What you should do: List each line in which the string "subtitle" appears.
▬▬▬▬▬▬
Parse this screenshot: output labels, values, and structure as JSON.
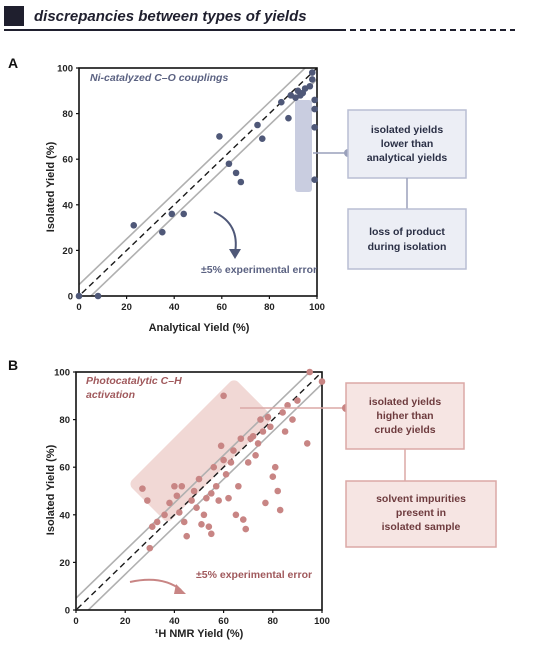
{
  "header": {
    "title": "discrepancies between types of yields"
  },
  "colors": {
    "panel_a": "#4f5878",
    "panel_b": "#c88584",
    "box_a_fill": "#eceef5",
    "box_a_stroke": "#b9bed3",
    "box_b_fill": "#f6e5e3",
    "box_b_stroke": "#dba8a6",
    "diag": "#1a1a1a",
    "band": "#b0b0b0"
  },
  "chart_data": [
    {
      "type": "scatter",
      "panel": "A",
      "subtitle": "Ni-catalyzed C–O couplings",
      "xlabel": "Analytical Yield (%)",
      "ylabel": "Isolated Yield (%)",
      "xlim": [
        0,
        100
      ],
      "ylim": [
        0,
        100
      ],
      "xticks": [
        "0",
        "20",
        "40",
        "60",
        "80",
        "100"
      ],
      "yticks": [
        "0",
        "20",
        "40",
        "60",
        "80",
        "100"
      ],
      "reference_line": "y = x (dashed)",
      "band": "±5%",
      "annotation": "±5% experimental error",
      "callout_primary": [
        "isolated yields",
        "lower than",
        "analytical yields"
      ],
      "callout_secondary": [
        "loss of product",
        "during isolation"
      ],
      "points": [
        [
          0,
          0
        ],
        [
          8,
          0
        ],
        [
          23,
          31
        ],
        [
          35,
          28
        ],
        [
          39,
          36
        ],
        [
          44,
          36
        ],
        [
          59,
          70
        ],
        [
          63,
          58
        ],
        [
          66,
          54
        ],
        [
          68,
          50
        ],
        [
          75,
          75
        ],
        [
          77,
          69
        ],
        [
          85,
          85
        ],
        [
          88,
          78
        ],
        [
          89,
          88
        ],
        [
          91,
          87
        ],
        [
          92,
          90
        ],
        [
          93,
          88
        ],
        [
          94,
          89
        ],
        [
          95,
          91
        ],
        [
          97,
          92
        ],
        [
          98,
          98
        ],
        [
          98,
          95
        ],
        [
          99,
          86
        ],
        [
          99,
          82
        ],
        [
          99,
          74
        ],
        [
          99,
          51
        ]
      ]
    },
    {
      "type": "scatter",
      "panel": "B",
      "subtitle": [
        "Photocatalytic C–H",
        "activation"
      ],
      "xlabel": "¹H NMR Yield (%)",
      "ylabel": "Isolated Yield (%)",
      "xlim": [
        0,
        100
      ],
      "ylim": [
        0,
        100
      ],
      "xticks": [
        "0",
        "20",
        "40",
        "60",
        "80",
        "100"
      ],
      "yticks": [
        "0",
        "20",
        "40",
        "60",
        "80",
        "100"
      ],
      "reference_line": "y = x (dashed)",
      "band": "±5%",
      "annotation": "±5% experimental error",
      "callout_primary": [
        "isolated yields",
        "higher than",
        "crude yields"
      ],
      "callout_secondary": [
        "solvent impurities",
        "present in",
        "isolated sample"
      ],
      "points": [
        [
          27,
          51
        ],
        [
          29,
          46
        ],
        [
          31,
          35
        ],
        [
          33,
          37
        ],
        [
          30,
          26
        ],
        [
          36,
          40
        ],
        [
          38,
          45
        ],
        [
          40,
          52
        ],
        [
          41,
          48
        ],
        [
          42,
          41
        ],
        [
          43,
          52
        ],
        [
          44,
          37
        ],
        [
          45,
          31
        ],
        [
          47,
          46
        ],
        [
          48,
          50
        ],
        [
          49,
          43
        ],
        [
          50,
          55
        ],
        [
          51,
          36
        ],
        [
          52,
          40
        ],
        [
          53,
          47
        ],
        [
          54,
          35
        ],
        [
          55,
          32
        ],
        [
          55,
          49
        ],
        [
          56,
          60
        ],
        [
          57,
          52
        ],
        [
          58,
          46
        ],
        [
          59,
          69
        ],
        [
          60,
          63
        ],
        [
          61,
          57
        ],
        [
          62,
          47
        ],
        [
          63,
          62
        ],
        [
          64,
          67
        ],
        [
          65,
          40
        ],
        [
          66,
          52
        ],
        [
          67,
          72
        ],
        [
          68,
          38
        ],
        [
          69,
          34
        ],
        [
          70,
          62
        ],
        [
          71,
          72
        ],
        [
          72,
          73
        ],
        [
          73,
          65
        ],
        [
          74,
          70
        ],
        [
          75,
          80
        ],
        [
          76,
          75
        ],
        [
          77,
          45
        ],
        [
          78,
          81
        ],
        [
          79,
          77
        ],
        [
          80,
          56
        ],
        [
          81,
          60
        ],
        [
          82,
          50
        ],
        [
          83,
          42
        ],
        [
          84,
          83
        ],
        [
          85,
          75
        ],
        [
          86,
          86
        ],
        [
          88,
          80
        ],
        [
          90,
          88
        ],
        [
          94,
          70
        ],
        [
          95,
          100
        ],
        [
          100,
          96
        ],
        [
          60,
          90
        ]
      ]
    }
  ]
}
▬▬▬▬▬▬
Solution:
      "subtitle": "Ni-catalyzed C–O couplings",
      "subtitle": [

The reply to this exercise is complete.